[TASK STATEMENT] Extract each line holding the word "ANALOG" from the entries.
═══ DATA SUPPLIED ═══
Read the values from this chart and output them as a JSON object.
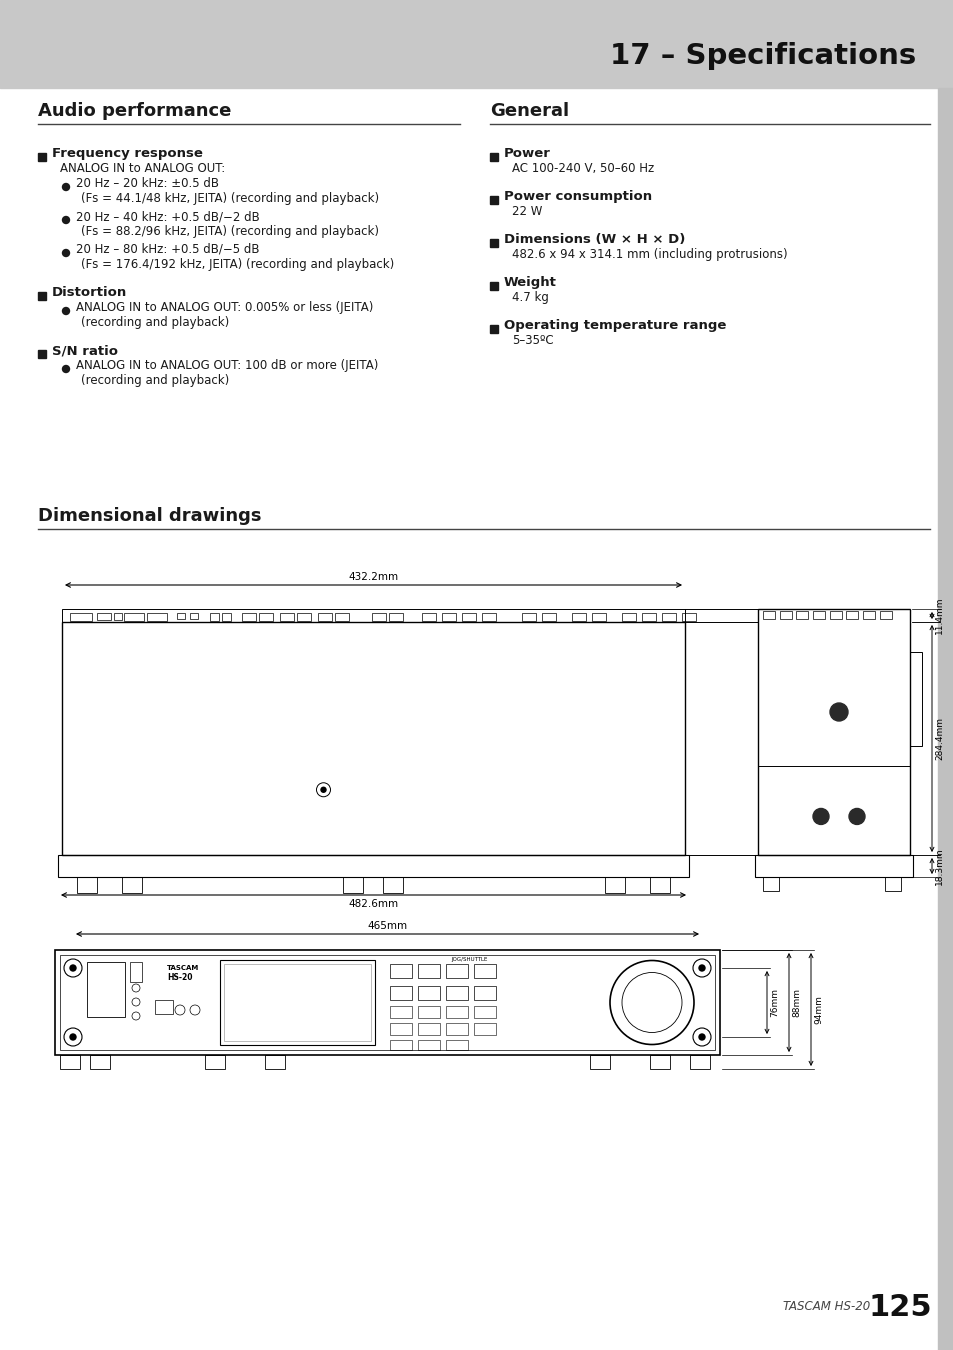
{
  "page_title": "17 – Specifications",
  "section1_title": "Audio performance",
  "section2_title": "General",
  "section3_title": "Dimensional drawings",
  "audio_items": [
    {
      "heading": "Frequency response",
      "sub_intro": "ANALOG IN to ANALOG OUT:",
      "bullets": [
        [
          "20 Hz – 20 kHz: ±0.5 dB",
          "(Fs = 44.1/48 kHz, JEITA) (recording and playback)"
        ],
        [
          "20 Hz – 40 kHz: +0.5 dB/−2 dB",
          "(Fs = 88.2/96 kHz, JEITA) (recording and playback)"
        ],
        [
          "20 Hz – 80 kHz: +0.5 dB/−5 dB",
          "(Fs = 176.4/192 kHz, JEITA) (recording and playback)"
        ]
      ]
    },
    {
      "heading": "Distortion",
      "sub_intro": null,
      "bullets": [
        [
          "ANALOG IN to ANALOG OUT: 0.005% or less (JEITA)",
          "(recording and playback)"
        ]
      ]
    },
    {
      "heading": "S/N ratio",
      "sub_intro": null,
      "bullets": [
        [
          "ANALOG IN to ANALOG OUT: 100 dB or more (JEITA)",
          "(recording and playback)"
        ]
      ]
    }
  ],
  "general_items": [
    {
      "heading": "Power",
      "value": "AC 100-240 V, 50–60 Hz"
    },
    {
      "heading": "Power consumption",
      "value": "22 W"
    },
    {
      "heading": "Dimensions (W × H × D)",
      "value": "482.6 x 94 x 314.1 mm (including protrusions)"
    },
    {
      "heading": "Weight",
      "value": "4.7 kg"
    },
    {
      "heading": "Operating temperature range",
      "value": "5–35ºC"
    }
  ],
  "dim_432": "432.2mm",
  "dim_482": "482.6mm",
  "dim_465": "465mm",
  "dim_11": "11.4mm",
  "dim_284": "284.4mm",
  "dim_18": "18.3mm",
  "dim_76": "76mm",
  "dim_88": "88mm",
  "dim_94": "94mm",
  "bg_color": "#ffffff",
  "header_bg": "#c8c8c8",
  "text_dark": "#1a1a1a",
  "footer_italic": "TASCAM HS-20",
  "footer_bold": "125"
}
═══
[WORKED SOLUTION]
      "sub_intro": "ANALOG IN to ANALOG OUT:",
          "ANALOG IN to ANALOG OUT: 0.005% or less (JEITA)",
          "ANALOG IN to ANALOG OUT: 100 dB or more (JEITA)",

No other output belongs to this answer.